Task instructions: Take the line that contains "Output the text content of this document." and all lines after it, up to and including the last line of the data, and write them out exactly; nothing else belongs in the answer.

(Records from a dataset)
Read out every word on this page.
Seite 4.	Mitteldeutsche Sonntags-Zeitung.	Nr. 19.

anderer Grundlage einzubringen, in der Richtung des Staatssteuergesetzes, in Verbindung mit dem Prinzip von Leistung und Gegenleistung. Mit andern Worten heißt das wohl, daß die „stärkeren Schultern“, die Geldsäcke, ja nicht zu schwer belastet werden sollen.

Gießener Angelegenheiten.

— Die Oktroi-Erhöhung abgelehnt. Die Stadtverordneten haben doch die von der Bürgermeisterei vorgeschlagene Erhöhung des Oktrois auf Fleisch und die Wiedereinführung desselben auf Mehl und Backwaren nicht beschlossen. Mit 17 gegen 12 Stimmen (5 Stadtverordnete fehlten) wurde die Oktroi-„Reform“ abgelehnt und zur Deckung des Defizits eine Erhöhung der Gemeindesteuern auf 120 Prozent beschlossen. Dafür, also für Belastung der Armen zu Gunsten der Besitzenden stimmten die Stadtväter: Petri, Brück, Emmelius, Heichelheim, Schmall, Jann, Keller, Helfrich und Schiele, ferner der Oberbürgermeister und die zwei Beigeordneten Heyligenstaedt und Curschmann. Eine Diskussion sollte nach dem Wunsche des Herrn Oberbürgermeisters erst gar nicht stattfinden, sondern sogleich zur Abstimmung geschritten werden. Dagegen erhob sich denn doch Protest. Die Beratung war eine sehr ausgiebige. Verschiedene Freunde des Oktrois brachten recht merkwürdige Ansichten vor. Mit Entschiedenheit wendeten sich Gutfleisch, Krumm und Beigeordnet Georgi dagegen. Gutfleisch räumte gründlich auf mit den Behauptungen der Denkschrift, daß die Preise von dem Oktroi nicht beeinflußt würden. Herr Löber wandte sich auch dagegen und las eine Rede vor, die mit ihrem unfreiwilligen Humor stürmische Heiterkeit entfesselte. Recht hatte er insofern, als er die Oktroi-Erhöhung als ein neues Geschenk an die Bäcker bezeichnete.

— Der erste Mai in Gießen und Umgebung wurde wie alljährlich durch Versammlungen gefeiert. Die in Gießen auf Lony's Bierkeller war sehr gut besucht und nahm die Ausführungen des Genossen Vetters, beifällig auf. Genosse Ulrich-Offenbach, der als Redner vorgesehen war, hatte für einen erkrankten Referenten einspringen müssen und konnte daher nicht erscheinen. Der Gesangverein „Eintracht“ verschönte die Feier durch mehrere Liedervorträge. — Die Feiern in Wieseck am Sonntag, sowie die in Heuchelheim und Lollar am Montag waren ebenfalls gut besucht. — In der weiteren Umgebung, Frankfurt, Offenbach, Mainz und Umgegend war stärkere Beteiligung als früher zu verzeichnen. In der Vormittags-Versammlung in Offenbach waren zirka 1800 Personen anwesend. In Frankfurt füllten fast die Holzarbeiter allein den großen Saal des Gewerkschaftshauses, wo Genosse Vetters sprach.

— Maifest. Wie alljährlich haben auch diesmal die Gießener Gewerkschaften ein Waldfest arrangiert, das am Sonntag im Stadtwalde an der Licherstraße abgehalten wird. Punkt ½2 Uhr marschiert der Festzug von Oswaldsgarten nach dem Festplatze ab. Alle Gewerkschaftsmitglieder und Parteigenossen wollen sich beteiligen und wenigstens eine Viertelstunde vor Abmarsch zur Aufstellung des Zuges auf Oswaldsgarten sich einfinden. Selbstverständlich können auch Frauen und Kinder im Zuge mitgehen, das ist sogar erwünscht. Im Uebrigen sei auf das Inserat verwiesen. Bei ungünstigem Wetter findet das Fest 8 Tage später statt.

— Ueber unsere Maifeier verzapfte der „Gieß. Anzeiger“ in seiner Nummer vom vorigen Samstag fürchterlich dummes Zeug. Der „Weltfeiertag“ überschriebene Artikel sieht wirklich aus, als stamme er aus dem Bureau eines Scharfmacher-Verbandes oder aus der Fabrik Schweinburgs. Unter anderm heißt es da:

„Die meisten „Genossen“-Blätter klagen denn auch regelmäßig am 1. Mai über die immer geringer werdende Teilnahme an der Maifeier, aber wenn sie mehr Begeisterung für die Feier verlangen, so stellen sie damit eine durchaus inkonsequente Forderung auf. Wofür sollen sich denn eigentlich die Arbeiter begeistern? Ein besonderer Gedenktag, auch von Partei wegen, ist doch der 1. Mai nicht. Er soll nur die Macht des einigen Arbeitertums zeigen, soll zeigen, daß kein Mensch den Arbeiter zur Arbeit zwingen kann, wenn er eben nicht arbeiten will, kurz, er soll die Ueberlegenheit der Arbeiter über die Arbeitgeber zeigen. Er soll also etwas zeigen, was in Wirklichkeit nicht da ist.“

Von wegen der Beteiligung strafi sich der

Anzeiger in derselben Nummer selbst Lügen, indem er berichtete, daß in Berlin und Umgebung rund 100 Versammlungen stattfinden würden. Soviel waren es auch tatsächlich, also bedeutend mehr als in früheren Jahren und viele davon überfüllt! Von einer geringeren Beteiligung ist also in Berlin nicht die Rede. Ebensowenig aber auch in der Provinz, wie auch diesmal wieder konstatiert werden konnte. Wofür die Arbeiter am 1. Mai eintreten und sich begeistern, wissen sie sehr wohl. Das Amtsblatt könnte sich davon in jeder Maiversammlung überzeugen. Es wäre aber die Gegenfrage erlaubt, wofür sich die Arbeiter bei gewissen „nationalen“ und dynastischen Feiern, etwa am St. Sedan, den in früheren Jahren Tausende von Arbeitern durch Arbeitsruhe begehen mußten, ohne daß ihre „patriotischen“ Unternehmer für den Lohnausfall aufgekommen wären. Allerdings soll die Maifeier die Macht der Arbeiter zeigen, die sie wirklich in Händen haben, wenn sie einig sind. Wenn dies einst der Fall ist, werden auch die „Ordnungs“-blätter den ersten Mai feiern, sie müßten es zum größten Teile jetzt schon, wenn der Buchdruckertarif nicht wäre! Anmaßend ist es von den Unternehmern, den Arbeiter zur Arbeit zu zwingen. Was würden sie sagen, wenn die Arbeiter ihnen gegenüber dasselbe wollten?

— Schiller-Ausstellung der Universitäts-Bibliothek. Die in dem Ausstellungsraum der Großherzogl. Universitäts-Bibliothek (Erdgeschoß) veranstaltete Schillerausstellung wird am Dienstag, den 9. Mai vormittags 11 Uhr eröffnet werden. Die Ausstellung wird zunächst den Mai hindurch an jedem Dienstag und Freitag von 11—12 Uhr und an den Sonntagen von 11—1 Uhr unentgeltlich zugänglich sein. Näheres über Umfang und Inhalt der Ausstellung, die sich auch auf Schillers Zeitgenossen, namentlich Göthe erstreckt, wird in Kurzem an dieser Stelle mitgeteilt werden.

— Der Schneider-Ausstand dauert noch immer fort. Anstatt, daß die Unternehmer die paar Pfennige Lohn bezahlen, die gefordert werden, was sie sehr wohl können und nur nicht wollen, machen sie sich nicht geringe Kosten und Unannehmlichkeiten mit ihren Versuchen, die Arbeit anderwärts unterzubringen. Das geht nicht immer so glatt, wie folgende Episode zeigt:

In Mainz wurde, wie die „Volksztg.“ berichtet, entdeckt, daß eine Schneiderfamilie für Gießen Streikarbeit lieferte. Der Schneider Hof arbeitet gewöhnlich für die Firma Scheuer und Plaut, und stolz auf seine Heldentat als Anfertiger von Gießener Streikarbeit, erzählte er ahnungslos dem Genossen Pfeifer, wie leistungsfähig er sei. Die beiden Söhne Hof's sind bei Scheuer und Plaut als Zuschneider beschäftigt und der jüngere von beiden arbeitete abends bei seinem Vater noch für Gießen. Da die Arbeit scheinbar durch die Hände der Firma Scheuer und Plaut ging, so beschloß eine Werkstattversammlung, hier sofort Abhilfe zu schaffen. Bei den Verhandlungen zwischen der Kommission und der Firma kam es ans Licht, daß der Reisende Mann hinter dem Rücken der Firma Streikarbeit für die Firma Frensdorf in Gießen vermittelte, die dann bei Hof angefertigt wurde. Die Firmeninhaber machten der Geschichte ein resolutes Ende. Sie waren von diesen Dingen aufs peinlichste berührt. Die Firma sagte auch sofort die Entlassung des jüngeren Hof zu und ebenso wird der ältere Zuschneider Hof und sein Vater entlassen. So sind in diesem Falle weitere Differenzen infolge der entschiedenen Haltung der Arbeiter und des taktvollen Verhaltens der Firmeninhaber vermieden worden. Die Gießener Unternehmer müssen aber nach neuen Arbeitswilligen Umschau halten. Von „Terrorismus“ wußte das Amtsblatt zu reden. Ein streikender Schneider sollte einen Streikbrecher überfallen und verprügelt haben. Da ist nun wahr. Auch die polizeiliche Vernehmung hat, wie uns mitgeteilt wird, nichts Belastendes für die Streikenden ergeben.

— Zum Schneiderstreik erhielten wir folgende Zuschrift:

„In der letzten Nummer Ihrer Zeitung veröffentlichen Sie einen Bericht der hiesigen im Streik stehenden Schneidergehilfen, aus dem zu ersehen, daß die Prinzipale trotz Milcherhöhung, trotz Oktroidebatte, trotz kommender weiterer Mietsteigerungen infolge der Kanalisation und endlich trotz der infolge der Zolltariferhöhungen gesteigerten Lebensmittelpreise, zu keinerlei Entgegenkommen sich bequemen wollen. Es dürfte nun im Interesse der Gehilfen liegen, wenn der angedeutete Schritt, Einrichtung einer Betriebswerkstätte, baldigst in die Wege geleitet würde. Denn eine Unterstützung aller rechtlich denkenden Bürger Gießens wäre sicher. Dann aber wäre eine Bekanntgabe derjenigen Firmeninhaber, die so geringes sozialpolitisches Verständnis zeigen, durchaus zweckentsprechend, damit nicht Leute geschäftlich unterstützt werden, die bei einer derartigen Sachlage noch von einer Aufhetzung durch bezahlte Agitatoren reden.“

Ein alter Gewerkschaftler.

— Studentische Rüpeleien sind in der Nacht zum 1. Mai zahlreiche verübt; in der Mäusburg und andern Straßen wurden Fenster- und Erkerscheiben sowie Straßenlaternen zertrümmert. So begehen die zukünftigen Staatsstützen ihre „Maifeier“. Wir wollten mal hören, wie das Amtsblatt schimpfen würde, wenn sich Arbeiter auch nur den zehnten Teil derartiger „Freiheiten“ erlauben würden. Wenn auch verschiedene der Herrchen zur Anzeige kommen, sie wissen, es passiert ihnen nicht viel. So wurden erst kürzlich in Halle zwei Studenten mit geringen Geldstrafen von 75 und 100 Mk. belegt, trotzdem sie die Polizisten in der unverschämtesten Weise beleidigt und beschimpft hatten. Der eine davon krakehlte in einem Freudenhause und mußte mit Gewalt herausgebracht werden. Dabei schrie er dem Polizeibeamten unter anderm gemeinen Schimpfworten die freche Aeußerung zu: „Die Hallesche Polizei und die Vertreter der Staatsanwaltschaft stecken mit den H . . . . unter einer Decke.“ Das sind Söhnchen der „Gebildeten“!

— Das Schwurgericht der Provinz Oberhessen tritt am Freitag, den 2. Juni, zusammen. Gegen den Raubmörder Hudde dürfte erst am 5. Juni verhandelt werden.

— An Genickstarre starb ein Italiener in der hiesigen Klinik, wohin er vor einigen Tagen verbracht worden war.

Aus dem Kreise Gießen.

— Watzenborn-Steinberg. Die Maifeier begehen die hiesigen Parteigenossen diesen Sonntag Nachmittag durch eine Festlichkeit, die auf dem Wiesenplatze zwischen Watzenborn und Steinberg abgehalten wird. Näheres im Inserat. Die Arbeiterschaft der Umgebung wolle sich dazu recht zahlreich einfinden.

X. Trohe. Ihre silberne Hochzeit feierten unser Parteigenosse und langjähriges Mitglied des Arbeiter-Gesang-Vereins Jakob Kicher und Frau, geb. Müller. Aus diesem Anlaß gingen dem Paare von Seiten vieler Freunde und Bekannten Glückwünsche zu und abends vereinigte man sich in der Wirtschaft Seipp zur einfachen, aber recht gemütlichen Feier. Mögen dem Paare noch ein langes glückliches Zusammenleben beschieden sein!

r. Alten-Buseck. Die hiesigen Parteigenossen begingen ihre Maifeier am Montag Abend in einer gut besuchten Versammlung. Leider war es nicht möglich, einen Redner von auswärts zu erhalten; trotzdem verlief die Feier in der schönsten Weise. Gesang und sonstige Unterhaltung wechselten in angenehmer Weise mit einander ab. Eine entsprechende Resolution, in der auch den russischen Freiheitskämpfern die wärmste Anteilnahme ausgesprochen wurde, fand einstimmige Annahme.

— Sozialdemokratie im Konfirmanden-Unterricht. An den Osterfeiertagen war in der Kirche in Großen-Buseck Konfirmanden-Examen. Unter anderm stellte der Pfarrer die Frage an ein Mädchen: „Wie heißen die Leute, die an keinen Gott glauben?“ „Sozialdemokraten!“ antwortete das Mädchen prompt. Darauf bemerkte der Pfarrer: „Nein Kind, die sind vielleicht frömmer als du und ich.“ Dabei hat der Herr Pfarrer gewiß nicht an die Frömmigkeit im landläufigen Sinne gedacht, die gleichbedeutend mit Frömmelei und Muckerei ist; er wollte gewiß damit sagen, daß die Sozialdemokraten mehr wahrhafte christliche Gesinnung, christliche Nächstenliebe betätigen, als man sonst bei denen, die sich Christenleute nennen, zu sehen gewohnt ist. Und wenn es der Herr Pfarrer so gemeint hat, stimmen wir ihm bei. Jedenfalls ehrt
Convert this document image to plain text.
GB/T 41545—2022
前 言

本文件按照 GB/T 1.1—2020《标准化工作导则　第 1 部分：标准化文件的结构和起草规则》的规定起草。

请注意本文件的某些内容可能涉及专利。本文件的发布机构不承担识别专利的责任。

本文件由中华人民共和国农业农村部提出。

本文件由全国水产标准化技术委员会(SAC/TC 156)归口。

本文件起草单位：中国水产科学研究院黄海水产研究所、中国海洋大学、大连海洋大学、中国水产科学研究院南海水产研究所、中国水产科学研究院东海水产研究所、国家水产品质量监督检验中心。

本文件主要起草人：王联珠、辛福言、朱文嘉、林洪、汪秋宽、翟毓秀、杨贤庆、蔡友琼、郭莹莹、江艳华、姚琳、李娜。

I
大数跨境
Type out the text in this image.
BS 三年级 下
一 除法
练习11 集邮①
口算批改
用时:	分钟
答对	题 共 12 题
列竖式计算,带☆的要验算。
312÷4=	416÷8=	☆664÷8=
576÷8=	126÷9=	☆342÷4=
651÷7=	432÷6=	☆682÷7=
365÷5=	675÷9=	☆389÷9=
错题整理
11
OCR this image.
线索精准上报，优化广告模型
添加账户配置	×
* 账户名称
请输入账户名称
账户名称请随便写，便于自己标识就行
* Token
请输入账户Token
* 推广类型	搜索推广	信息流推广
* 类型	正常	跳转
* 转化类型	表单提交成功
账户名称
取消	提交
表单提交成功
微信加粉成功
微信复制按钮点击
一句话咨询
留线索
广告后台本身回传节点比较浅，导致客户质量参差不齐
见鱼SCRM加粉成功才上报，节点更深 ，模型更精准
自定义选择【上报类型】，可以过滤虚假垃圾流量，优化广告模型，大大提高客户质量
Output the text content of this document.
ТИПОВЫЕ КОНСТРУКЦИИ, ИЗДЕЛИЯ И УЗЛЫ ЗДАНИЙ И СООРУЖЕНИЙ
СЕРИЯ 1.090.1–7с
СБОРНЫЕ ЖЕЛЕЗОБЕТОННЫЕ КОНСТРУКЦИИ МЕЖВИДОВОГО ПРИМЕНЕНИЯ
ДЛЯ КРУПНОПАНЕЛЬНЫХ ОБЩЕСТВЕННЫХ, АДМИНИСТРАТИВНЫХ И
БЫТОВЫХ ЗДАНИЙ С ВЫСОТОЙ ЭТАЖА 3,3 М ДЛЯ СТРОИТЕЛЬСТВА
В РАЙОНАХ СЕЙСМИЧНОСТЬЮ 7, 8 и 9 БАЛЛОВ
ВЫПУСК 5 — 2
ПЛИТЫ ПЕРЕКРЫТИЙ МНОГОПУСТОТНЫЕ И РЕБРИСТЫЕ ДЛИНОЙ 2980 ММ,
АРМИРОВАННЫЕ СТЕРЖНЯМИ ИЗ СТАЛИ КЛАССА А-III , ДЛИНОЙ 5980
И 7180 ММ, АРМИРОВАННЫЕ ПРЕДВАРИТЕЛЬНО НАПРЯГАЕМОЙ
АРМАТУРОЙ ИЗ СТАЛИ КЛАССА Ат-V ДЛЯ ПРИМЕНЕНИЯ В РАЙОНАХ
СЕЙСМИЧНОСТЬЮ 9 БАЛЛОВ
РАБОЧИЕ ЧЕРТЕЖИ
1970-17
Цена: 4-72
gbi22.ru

Right answer:
Output the text content of this document.
ТИПОВЫЕ КОНСТРУКЦИИ, ИЗДЕЛИЯ И УЗЛЫ ЗДАНИЙ И СООРУЖЕНИЙ
СЕРИЯ 1.090.1–7с
СБОРНЫЕ ЖЕЛЕЗОБЕТОННЫЕ КОНСТРУКЦИИ МЕЖВИДОВОГО ПРИМЕНЕНИЯ
ДЛЯ КРУПНОПАНЕЛЬНЫХ ОБЩЕСТВЕННЫХ, АДМИНИСТРАТИВНЫХ И
БЫТОВЫХ ЗДАНИЙ С ВЫСОТОЙ ЭТАЖА 3,3 М ДЛЯ СТРОИТЕЛЬСТВА
В РАЙОНАХ СЕЙСМИЧНОСТЬЮ 7, 8 и 9 БАЛЛОВ
ВЫПУСК 5 — 2
ПЛИТЫ ПЕРЕКРЫТИЙ МНОГОПУСТОТНЫЕ И РЕБРИСТЫЕ ДЛИНОЙ 2980 ММ,
АРМИРОВАННЫЕ СТЕРЖНЯМИ ИЗ СТАЛИ КЛАССА А-III , ДЛИНОЙ 5980
И 7180 ММ, АРМИРОВАННЫЕ ПРЕДВАРИТЕЛЬНО НАПРЯГАЕМОЙ
АРМАТУРОЙ ИЗ СТАЛИ КЛАССА Ат-V ДЛЯ ПРИМЕНЕНИЯ В РАЙОНАХ
СЕЙСМИЧНОСТЬЮ 9 БАЛЛОВ
РАБОЧИЕ ЧЕРТЕЖИ
1970-17
Цена: 4-72
gbi22.ru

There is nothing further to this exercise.